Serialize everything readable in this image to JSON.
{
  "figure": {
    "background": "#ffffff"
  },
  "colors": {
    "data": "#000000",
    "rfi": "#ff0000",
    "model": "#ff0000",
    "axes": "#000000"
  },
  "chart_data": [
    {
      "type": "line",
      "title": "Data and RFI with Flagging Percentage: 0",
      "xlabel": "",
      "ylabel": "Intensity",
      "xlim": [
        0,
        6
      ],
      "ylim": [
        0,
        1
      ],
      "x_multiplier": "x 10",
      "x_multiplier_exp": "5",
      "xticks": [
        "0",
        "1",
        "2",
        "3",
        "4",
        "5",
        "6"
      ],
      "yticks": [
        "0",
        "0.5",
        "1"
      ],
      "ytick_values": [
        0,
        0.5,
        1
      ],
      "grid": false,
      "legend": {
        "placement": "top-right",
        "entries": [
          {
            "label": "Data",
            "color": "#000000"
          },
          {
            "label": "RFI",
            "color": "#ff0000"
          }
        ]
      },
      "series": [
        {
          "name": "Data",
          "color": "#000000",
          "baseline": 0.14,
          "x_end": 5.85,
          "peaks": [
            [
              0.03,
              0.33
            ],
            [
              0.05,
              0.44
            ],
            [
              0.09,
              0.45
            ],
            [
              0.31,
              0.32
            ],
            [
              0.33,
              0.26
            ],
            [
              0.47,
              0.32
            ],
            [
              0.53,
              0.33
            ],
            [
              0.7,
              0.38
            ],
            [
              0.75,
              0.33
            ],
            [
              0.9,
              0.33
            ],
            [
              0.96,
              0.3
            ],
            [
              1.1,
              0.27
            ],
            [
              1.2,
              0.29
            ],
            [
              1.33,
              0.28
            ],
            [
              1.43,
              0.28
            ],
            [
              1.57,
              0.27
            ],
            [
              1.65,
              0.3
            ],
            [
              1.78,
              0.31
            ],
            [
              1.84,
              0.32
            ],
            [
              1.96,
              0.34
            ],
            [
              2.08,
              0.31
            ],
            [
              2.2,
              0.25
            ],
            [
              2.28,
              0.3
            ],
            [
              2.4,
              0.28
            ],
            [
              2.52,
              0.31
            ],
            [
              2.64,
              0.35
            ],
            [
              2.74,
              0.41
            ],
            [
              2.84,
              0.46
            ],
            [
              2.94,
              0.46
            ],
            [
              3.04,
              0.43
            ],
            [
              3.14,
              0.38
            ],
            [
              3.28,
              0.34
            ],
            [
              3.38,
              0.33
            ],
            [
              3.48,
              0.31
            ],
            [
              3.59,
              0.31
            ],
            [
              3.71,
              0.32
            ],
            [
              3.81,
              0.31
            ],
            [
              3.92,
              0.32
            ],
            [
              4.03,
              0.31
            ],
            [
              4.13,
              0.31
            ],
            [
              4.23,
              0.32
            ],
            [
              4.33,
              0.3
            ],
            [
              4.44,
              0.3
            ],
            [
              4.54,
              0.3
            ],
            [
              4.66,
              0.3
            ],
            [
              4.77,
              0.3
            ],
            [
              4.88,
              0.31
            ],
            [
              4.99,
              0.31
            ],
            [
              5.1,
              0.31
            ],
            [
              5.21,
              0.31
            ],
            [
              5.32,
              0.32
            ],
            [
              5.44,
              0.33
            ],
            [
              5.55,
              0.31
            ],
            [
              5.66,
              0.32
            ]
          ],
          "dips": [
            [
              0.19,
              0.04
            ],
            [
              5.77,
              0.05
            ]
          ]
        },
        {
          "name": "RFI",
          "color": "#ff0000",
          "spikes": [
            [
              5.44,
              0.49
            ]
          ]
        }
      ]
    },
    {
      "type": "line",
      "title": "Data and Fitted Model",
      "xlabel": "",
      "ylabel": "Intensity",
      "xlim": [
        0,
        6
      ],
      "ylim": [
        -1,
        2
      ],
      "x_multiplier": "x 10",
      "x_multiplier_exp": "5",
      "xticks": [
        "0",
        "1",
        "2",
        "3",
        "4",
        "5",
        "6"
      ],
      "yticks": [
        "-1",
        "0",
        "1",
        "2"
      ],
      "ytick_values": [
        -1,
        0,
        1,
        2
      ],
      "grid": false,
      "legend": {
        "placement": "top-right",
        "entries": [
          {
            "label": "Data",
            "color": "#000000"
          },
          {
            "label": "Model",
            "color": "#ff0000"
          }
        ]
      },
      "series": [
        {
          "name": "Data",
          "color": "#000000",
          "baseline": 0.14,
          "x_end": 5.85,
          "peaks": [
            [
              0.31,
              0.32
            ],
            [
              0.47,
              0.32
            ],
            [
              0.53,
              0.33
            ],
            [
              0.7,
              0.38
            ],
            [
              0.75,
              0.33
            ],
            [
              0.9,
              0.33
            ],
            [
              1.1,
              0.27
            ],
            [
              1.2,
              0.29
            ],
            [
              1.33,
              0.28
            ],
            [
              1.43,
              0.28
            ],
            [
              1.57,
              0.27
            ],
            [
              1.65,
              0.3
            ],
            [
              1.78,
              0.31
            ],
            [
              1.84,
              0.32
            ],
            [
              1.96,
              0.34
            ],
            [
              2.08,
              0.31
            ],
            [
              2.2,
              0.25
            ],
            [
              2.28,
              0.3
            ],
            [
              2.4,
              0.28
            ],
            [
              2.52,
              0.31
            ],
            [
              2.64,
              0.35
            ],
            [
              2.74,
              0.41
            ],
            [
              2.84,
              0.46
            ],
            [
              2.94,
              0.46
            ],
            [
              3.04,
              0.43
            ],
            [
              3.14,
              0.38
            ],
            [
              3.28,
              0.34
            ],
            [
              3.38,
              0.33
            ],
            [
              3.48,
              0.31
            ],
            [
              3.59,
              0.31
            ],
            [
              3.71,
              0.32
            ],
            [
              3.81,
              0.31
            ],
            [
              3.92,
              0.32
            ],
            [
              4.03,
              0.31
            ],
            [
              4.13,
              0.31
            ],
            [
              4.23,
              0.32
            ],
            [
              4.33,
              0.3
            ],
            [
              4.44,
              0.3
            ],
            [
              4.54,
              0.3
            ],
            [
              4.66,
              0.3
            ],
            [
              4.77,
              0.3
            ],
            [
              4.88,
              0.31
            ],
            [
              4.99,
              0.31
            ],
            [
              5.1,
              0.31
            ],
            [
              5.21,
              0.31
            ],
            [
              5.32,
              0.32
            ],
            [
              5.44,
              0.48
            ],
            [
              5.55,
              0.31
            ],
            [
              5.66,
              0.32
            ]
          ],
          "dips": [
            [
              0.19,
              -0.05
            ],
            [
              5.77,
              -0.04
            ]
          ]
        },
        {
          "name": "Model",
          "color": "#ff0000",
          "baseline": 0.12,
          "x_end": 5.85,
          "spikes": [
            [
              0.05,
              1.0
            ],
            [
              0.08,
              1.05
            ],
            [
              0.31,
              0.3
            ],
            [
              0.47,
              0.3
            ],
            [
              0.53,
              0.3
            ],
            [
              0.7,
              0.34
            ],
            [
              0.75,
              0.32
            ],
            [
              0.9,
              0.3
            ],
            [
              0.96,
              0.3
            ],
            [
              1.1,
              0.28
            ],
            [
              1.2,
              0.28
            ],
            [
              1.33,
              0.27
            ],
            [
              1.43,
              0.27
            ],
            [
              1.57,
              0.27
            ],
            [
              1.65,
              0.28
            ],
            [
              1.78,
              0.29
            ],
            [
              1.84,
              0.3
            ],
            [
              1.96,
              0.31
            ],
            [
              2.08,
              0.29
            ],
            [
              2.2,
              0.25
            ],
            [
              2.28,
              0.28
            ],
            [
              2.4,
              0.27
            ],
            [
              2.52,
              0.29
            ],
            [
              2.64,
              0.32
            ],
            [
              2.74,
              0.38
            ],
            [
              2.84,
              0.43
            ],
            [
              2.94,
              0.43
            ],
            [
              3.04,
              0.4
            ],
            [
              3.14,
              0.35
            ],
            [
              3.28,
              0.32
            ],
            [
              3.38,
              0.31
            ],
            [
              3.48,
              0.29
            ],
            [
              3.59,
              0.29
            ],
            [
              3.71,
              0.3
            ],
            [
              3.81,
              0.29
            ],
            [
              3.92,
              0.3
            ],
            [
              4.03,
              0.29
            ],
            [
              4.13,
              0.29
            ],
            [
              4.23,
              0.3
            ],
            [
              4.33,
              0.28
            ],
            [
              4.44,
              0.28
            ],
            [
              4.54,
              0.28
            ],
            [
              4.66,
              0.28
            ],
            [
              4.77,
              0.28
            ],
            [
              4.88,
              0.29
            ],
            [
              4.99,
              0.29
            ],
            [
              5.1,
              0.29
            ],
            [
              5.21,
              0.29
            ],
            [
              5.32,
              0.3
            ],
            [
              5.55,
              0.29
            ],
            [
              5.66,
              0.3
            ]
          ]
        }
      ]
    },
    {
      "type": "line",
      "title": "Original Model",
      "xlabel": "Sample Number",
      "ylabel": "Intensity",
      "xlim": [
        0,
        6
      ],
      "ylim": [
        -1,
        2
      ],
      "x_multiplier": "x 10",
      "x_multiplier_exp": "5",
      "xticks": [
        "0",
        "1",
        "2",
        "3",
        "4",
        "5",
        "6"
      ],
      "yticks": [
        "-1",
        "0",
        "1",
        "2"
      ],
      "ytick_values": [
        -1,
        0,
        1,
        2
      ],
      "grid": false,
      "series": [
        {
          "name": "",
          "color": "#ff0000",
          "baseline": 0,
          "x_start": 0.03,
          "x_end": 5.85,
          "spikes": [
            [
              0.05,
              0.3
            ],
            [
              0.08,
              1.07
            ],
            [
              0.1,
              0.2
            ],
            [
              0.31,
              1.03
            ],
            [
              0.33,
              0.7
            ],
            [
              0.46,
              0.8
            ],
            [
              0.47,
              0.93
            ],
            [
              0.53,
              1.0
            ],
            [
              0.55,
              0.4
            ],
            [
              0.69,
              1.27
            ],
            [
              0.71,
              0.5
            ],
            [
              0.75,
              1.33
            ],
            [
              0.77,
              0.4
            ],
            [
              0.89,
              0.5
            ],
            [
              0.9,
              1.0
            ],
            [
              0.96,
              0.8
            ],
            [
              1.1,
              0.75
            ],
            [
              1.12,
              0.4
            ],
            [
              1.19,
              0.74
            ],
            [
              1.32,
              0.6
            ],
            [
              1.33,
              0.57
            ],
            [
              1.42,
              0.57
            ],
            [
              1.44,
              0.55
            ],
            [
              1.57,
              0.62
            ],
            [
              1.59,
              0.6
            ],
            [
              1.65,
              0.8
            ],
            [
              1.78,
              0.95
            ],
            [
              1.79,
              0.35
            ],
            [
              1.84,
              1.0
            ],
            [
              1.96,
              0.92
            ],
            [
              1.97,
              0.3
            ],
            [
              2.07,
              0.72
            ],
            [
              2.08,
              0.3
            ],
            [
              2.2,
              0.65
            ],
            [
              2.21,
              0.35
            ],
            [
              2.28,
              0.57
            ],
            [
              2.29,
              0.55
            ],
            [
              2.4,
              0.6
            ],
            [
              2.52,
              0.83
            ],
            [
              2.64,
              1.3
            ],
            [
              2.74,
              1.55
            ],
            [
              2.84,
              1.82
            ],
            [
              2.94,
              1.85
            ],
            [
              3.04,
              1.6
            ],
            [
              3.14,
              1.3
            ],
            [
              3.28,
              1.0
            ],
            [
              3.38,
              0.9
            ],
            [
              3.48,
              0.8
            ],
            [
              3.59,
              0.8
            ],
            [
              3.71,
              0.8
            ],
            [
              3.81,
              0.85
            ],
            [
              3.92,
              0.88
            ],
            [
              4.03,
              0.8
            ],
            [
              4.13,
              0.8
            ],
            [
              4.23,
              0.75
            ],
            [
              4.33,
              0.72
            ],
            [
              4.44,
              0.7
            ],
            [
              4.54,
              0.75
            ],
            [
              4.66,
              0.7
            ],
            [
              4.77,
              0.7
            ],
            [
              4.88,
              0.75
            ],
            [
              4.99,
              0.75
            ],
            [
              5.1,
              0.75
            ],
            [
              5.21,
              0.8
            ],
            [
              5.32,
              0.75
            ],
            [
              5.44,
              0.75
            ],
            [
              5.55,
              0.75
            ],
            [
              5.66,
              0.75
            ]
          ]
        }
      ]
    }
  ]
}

▬▬▬▬▬▬

SHORT TASK:
Which lines contain "title"? Copy each of them.

FINISHED EXERCISE:
      "title": "Data and RFI with Flagging Percentage: 0",
      "title": "Data and Fitted Model",
      "title": "Original Model",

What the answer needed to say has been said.